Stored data
>>

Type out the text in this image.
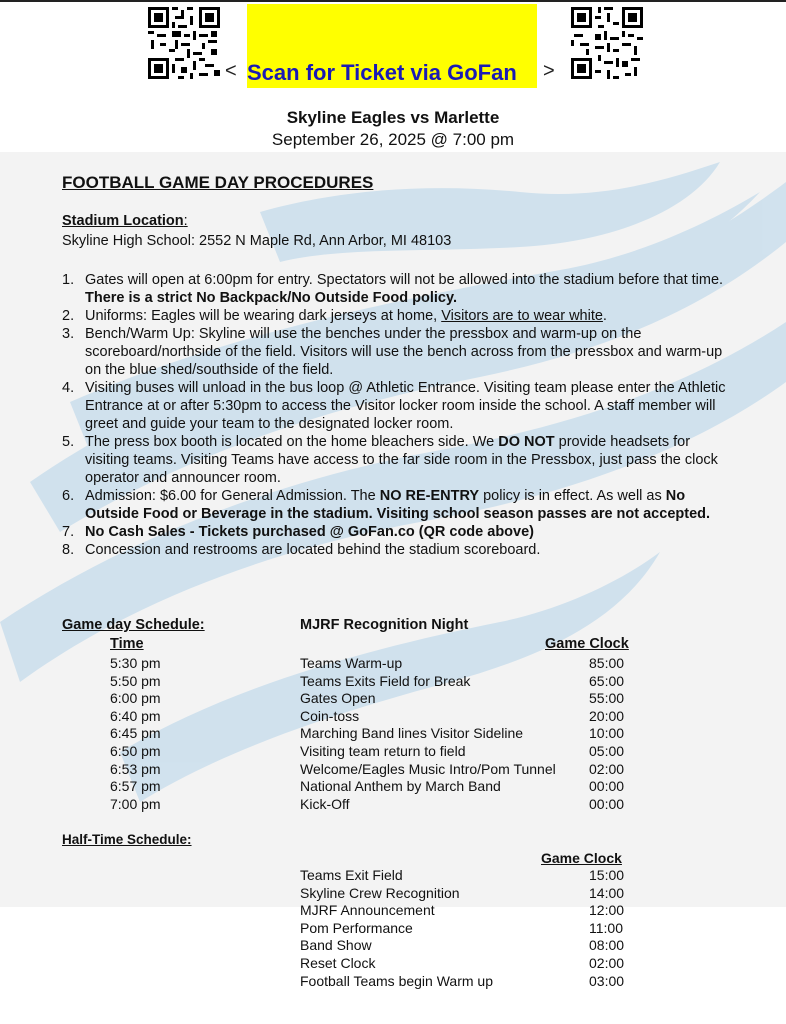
< Scan for Ticket via GoFan >
Skyline Eagles vs Marlette
September 26, 2025 @ 7:00 pm
FOOTBALL GAME DAY PROCEDURES
Stadium Location:
Skyline High School: 2552 N Maple Rd, Ann Arbor, MI 48103
1. Gates will open at 6:00pm for entry. Spectators will not be allowed into the stadium before that time. There is a strict No Backpack/No Outside Food policy.
2. Uniforms: Eagles will be wearing dark jerseys at home, Visitors are to wear white.
3. Bench/Warm Up: Skyline will use the benches under the pressbox and warm-up on the scoreboard/northside of the field. Visitors will use the bench across from the pressbox and warm-up on the blue shed/southside of the field.
4. Visiting buses will unload in the bus loop @ Athletic Entrance. Visiting team please enter the Athletic Entrance at or after 5:30pm to access the Visitor locker room inside the school. A staff member will greet and guide your team to the designated locker room.
5. The press box booth is located on the home bleachers side. We DO NOT provide headsets for visiting teams. Visiting Teams have access to the far side room in the Pressbox, just pass the clock operator and announcer room.
6. Admission: $6.00 for General Admission. The NO RE-ENTRY policy is in effect. As well as No Outside Food or Beverage in the stadium. Visiting school season passes are not accepted.
7. No Cash Sales - Tickets purchased @ GoFan.co (QR code above)
8. Concession and restrooms are located behind the stadium scoreboard.
Game day Schedule:	MJRF Recognition Night
Time	Game Clock
5:30 pm	Teams Warm-up	85:00
5:50 pm	Teams Exits Field for Break	65:00
6:00 pm	Gates Open	55:00
6:40 pm	Coin-toss	20:00
6:45 pm	Marching Band lines Visitor Sideline	10:00
6:50 pm	Visiting team return to field	05:00
6:53 pm	Welcome/Eagles Music Intro/Pom Tunnel 02:00
6:57 pm	National Anthem by March Band	00:00
7:00 pm	Kick-Off	00:00
Half-Time Schedule:
Game Clock
Teams Exit Field	15:00
Skyline Crew Recognition	14:00
MJRF Announcement	12:00
Pom Performance	11:00
Band Show	08:00
Reset Clock	02:00
Football Teams begin Warm up	03:00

<<

TASK DESCRIPTION: Across the data, tally the lines containing "Skyline" and give back the number alone.

ANSWER TO THE PROBLEM: 4